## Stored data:
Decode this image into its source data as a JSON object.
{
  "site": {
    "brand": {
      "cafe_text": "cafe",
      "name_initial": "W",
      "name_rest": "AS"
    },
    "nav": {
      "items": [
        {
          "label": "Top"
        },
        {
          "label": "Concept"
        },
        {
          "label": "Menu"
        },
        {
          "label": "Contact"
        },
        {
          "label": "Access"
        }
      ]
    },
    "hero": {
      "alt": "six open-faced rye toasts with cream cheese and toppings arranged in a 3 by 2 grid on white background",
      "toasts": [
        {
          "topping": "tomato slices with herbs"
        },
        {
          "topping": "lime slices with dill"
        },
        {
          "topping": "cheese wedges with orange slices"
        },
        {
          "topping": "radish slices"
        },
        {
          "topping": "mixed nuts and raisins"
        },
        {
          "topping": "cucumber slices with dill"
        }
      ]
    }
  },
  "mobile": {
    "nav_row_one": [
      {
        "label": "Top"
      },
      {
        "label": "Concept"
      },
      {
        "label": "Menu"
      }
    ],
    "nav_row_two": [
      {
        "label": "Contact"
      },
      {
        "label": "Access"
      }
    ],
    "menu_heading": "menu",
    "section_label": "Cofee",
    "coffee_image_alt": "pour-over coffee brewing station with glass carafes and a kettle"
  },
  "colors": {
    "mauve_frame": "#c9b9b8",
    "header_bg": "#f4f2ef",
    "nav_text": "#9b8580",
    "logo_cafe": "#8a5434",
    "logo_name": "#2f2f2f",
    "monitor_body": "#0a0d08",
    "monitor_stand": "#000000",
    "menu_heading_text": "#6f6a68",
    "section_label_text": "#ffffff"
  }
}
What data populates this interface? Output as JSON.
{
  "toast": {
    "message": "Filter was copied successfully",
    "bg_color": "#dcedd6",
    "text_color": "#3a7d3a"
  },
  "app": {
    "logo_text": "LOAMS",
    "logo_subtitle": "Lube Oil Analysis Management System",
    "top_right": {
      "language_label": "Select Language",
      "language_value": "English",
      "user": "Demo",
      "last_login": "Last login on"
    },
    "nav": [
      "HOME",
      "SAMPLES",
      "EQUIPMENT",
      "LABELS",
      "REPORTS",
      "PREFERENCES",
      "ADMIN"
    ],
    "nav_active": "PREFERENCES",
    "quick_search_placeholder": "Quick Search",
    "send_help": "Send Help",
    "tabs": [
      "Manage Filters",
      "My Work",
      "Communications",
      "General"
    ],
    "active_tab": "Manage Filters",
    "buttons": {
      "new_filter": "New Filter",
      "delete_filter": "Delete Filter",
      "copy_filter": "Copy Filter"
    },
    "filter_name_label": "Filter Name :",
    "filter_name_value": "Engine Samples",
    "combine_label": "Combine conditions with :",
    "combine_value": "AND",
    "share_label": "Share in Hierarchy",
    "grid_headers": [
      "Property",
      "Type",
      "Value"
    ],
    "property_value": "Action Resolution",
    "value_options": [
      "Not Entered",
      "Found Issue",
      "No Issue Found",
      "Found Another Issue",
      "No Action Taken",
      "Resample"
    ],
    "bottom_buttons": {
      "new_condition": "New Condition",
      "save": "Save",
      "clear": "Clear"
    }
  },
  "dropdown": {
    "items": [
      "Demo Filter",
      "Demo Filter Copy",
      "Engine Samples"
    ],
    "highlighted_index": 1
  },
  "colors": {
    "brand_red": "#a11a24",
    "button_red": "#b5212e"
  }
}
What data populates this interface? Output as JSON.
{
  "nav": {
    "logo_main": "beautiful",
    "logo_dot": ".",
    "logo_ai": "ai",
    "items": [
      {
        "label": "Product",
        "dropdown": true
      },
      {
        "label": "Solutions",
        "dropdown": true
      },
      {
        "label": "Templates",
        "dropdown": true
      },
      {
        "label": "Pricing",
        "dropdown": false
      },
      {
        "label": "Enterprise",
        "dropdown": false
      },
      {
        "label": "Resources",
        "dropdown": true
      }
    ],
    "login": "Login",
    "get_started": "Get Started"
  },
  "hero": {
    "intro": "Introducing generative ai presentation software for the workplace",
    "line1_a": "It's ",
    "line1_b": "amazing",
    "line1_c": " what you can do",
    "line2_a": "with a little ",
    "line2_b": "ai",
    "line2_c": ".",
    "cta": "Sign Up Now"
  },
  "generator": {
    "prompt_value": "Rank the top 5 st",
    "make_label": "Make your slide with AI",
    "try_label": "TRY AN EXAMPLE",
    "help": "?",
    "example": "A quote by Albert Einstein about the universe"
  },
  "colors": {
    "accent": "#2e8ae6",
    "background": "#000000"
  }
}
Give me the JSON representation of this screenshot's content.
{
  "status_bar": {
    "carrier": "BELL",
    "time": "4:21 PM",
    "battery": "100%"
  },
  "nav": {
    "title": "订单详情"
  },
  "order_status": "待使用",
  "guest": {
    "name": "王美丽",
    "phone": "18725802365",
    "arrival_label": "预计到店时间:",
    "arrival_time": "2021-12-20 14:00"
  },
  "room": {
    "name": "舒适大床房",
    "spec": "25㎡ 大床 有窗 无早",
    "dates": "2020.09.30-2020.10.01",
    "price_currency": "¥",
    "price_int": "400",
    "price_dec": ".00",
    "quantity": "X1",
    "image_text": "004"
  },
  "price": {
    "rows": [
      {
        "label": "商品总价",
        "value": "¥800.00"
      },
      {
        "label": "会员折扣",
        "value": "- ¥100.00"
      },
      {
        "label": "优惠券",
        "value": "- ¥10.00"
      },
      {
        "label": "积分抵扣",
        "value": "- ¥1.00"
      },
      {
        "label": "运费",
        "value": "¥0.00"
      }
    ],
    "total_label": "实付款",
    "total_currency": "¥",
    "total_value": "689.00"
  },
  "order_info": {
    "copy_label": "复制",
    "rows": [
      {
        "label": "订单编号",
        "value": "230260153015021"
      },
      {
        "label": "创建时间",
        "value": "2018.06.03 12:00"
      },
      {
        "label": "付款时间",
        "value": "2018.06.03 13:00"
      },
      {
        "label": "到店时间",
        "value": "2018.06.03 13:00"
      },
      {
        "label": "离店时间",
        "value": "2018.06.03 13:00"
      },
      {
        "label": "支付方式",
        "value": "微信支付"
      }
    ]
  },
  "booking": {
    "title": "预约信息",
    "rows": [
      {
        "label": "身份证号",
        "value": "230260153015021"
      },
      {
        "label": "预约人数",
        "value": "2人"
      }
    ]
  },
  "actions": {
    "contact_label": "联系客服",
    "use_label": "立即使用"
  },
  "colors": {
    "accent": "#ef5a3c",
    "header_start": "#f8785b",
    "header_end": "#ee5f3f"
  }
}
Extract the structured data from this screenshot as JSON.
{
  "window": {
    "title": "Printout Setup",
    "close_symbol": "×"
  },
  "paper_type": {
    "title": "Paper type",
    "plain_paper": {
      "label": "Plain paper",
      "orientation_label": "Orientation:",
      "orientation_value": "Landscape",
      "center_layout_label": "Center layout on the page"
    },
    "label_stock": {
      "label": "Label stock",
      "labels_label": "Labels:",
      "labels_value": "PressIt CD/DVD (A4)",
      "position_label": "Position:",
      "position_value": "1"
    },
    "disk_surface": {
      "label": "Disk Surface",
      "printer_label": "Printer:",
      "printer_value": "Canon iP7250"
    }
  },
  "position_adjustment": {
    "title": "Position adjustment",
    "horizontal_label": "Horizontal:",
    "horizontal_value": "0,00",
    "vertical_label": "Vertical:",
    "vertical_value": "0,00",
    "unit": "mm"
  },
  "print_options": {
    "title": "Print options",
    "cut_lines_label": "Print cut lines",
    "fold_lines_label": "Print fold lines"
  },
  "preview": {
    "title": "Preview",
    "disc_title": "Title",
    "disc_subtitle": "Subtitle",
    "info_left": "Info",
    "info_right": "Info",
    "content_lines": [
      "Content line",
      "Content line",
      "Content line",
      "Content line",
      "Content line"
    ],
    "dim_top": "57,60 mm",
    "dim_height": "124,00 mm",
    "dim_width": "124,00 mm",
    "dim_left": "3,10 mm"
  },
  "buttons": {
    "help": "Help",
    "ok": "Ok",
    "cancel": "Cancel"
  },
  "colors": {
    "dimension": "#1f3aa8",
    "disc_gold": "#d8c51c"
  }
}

## Exercise objective:
In the records above, find each line holding "JSON" and copy it.

## Complete output:
Decode this image into its source data as a JSON object.
What data populates this interface? Output as JSON.
What data populates this interface? Output as JSON.
Give me the JSON representation of this screenshot's content.
Extract the structured data from this screenshot as JSON.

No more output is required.